== PROVIDED MATERIAL ==

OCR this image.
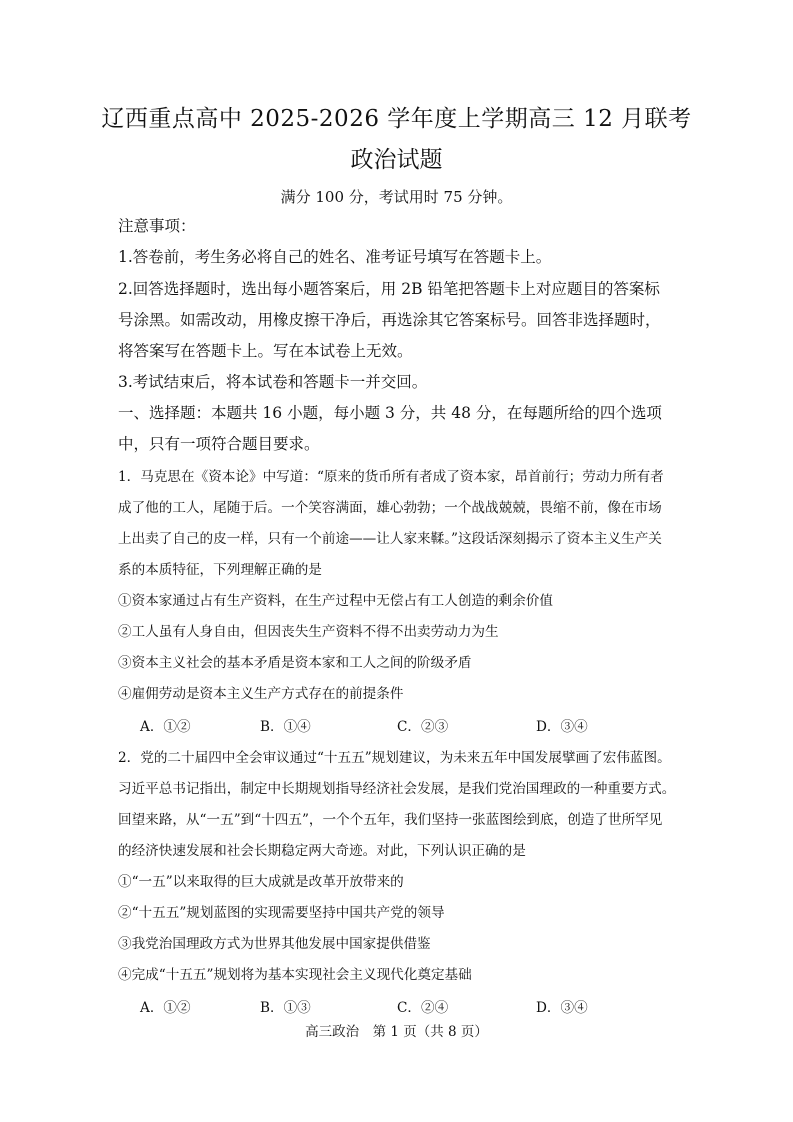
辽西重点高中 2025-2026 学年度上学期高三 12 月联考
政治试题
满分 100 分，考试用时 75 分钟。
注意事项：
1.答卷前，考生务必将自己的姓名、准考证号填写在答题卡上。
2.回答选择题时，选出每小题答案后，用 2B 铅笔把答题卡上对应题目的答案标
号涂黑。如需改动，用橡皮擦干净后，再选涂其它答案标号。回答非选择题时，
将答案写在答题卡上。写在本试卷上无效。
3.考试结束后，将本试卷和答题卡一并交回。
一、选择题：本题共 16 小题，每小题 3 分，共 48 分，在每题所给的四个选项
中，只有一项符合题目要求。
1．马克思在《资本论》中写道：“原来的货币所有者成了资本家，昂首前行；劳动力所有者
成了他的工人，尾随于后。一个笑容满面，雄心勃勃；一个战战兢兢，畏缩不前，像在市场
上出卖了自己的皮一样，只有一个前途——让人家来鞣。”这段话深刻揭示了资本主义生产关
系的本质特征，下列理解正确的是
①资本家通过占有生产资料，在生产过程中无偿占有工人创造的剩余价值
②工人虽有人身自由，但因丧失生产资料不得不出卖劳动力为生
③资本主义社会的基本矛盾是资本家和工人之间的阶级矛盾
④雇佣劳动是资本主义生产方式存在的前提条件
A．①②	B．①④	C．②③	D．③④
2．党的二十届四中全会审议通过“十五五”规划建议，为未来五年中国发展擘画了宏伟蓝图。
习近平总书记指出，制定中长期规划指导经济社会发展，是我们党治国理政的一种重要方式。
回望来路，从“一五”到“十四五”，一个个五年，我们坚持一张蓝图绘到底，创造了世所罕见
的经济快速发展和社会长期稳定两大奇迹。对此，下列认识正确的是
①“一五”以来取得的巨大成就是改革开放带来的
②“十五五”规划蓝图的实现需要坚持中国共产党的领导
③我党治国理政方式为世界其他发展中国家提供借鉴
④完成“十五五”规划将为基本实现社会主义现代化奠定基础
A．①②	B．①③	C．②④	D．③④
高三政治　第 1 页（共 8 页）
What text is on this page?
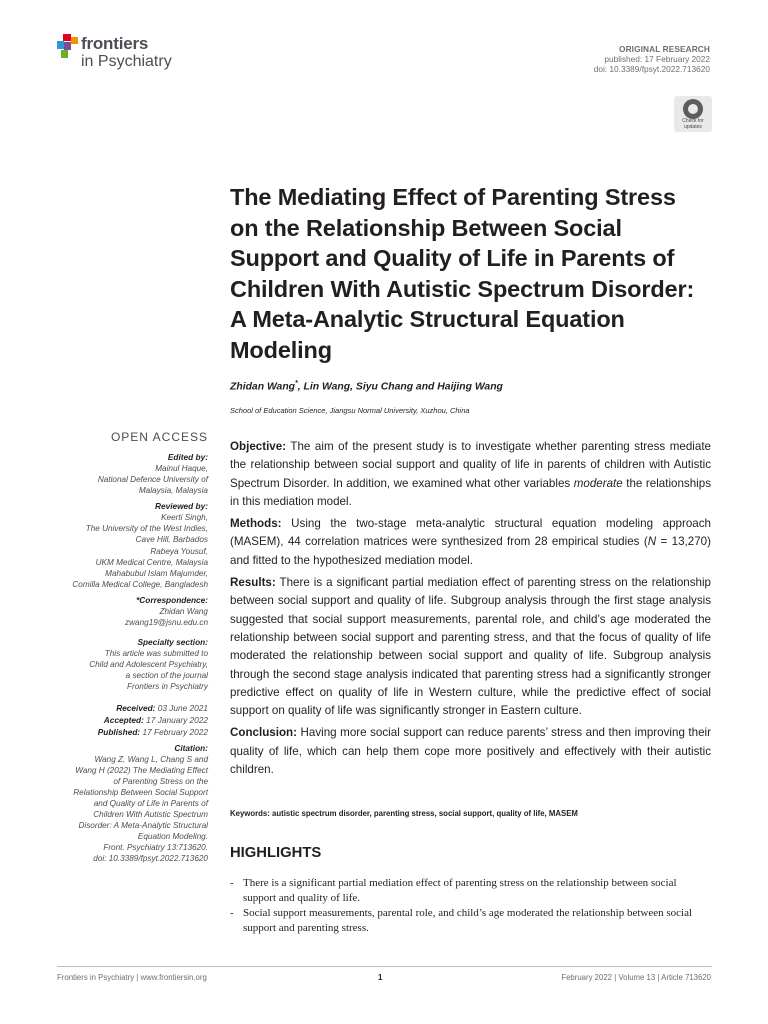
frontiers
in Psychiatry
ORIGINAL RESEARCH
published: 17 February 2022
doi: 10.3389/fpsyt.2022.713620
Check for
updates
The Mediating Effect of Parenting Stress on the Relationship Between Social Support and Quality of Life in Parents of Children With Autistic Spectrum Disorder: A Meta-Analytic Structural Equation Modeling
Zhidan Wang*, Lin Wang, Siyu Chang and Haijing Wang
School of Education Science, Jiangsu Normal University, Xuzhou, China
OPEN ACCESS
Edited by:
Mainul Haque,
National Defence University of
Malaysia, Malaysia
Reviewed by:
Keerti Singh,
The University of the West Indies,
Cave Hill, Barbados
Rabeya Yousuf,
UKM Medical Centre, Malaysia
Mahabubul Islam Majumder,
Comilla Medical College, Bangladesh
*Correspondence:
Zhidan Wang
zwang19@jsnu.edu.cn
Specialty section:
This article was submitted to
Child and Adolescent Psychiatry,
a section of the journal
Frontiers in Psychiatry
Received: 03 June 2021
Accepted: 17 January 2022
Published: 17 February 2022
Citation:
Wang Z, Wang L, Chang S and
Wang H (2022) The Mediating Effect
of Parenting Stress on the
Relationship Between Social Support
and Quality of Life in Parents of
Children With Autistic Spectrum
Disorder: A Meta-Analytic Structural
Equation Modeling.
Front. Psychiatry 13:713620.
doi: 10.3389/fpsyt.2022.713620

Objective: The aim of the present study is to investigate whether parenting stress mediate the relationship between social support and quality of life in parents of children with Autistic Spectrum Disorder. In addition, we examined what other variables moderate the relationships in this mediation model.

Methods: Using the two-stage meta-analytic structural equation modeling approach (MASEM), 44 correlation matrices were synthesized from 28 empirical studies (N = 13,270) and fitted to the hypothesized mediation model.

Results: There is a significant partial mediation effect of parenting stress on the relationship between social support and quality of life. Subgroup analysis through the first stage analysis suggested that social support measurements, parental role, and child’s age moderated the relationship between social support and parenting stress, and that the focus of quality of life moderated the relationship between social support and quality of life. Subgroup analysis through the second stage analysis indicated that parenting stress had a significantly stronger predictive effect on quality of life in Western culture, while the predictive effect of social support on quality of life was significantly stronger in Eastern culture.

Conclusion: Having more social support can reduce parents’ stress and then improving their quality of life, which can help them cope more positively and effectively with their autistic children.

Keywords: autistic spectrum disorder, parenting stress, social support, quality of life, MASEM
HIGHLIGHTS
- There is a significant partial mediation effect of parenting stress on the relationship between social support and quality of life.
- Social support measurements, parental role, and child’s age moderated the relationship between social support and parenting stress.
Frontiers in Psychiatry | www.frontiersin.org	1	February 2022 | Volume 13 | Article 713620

===

* THE EXERCISE *
Repeat the material above word for word, please, apart from its images.

* RESULT OF THE TASK *
OCR this image.
辽西重点高中 2025-2026 学年度上学期高三 12 月联考
政治试题
满分 100 分，考试用时 75 分钟。
注意事项：
1.答卷前，考生务必将自己的姓名、准考证号填写在答题卡上。
2.回答选择题时，选出每小题答案后，用 2B 铅笔把答题卡上对应题目的答案标
号涂黑。如需改动，用橡皮擦干净后，再选涂其它答案标号。回答非选择题时，
将答案写在答题卡上。写在本试卷上无效。
3.考试结束后，将本试卷和答题卡一并交回。
一、选择题：本题共 16 小题，每小题 3 分，共 48 分，在每题所给的四个选项
中，只有一项符合题目要求。
1．马克思在《资本论》中写道：“原来的货币所有者成了资本家，昂首前行；劳动力所有者
成了他的工人，尾随于后。一个笑容满面，雄心勃勃；一个战战兢兢，畏缩不前，像在市场
上出卖了自己的皮一样，只有一个前途——让人家来鞣。”这段话深刻揭示了资本主义生产关
系的本质特征，下列理解正确的是
①资本家通过占有生产资料，在生产过程中无偿占有工人创造的剩余价值
②工人虽有人身自由，但因丧失生产资料不得不出卖劳动力为生
③资本主义社会的基本矛盾是资本家和工人之间的阶级矛盾
④雇佣劳动是资本主义生产方式存在的前提条件
A．①②	B．①④	C．②③	D．③④
2．党的二十届四中全会审议通过“十五五”规划建议，为未来五年中国发展擘画了宏伟蓝图。
习近平总书记指出，制定中长期规划指导经济社会发展，是我们党治国理政的一种重要方式。
回望来路，从“一五”到“十四五”，一个个五年，我们坚持一张蓝图绘到底，创造了世所罕见
的经济快速发展和社会长期稳定两大奇迹。对此，下列认识正确的是
①“一五”以来取得的巨大成就是改革开放带来的
②“十五五”规划蓝图的实现需要坚持中国共产党的领导
③我党治国理政方式为世界其他发展中国家提供借鉴
④完成“十五五”规划将为基本实现社会主义现代化奠定基础
A．①②	B．①③	C．②④	D．③④
高三政治　第 1 页（共 8 页）
What text is on this page?
frontiers
in Psychiatry
ORIGINAL RESEARCH
published: 17 February 2022
doi: 10.3389/fpsyt.2022.713620
Check for
updates
The Mediating Effect of Parenting Stress on the Relationship Between Social Support and Quality of Life in Parents of Children With Autistic Spectrum Disorder: A Meta-Analytic Structural Equation Modeling
Zhidan Wang*, Lin Wang, Siyu Chang and Haijing Wang
School of Education Science, Jiangsu Normal University, Xuzhou, China
OPEN ACCESS
Edited by:
Mainul Haque,
National Defence University of
Malaysia, Malaysia
Reviewed by:
Keerti Singh,
The University of the West Indies,
Cave Hill, Barbados
Rabeya Yousuf,
UKM Medical Centre, Malaysia
Mahabubul Islam Majumder,
Comilla Medical College, Bangladesh
*Correspondence:
Zhidan Wang
zwang19@jsnu.edu.cn
Specialty section:
This article was submitted to
Child and Adolescent Psychiatry,
a section of the journal
Frontiers in Psychiatry
Received: 03 June 2021
Accepted: 17 January 2022
Published: 17 February 2022
Citation:
Wang Z, Wang L, Chang S and
Wang H (2022) The Mediating Effect
of Parenting Stress on the
Relationship Between Social Support
and Quality of Life in Parents of
Children With Autistic Spectrum
Disorder: A Meta-Analytic Structural
Equation Modeling.
Front. Psychiatry 13:713620.
doi: 10.3389/fpsyt.2022.713620

Objective: The aim of the present study is to investigate whether parenting stress mediate the relationship between social support and quality of life in parents of children with Autistic Spectrum Disorder. In addition, we examined what other variables moderate the relationships in this mediation model.

Methods: Using the two-stage meta-analytic structural equation modeling approach (MASEM), 44 correlation matrices were synthesized from 28 empirical studies (N = 13,270) and fitted to the hypothesized mediation model.

Results: There is a significant partial mediation effect of parenting stress on the relationship between social support and quality of life. Subgroup analysis through the first stage analysis suggested that social support measurements, parental role, and child’s age moderated the relationship between social support and parenting stress, and that the focus of quality of life moderated the relationship between social support and quality of life. Subgroup analysis through the second stage analysis indicated that parenting stress had a significantly stronger predictive effect on quality of life in Western culture, while the predictive effect of social support on quality of life was significantly stronger in Eastern culture.

Conclusion: Having more social support can reduce parents’ stress and then improving their quality of life, which can help them cope more positively and effectively with their autistic children.

Keywords: autistic spectrum disorder, parenting stress, social support, quality of life, MASEM
HIGHLIGHTS
- There is a significant partial mediation effect of parenting stress on the relationship between social support and quality of life.
- Social support measurements, parental role, and child’s age moderated the relationship between social support and parenting stress.
Frontiers in Psychiatry | www.frontiersin.org	1	February 2022 | Volume 13 | Article 713620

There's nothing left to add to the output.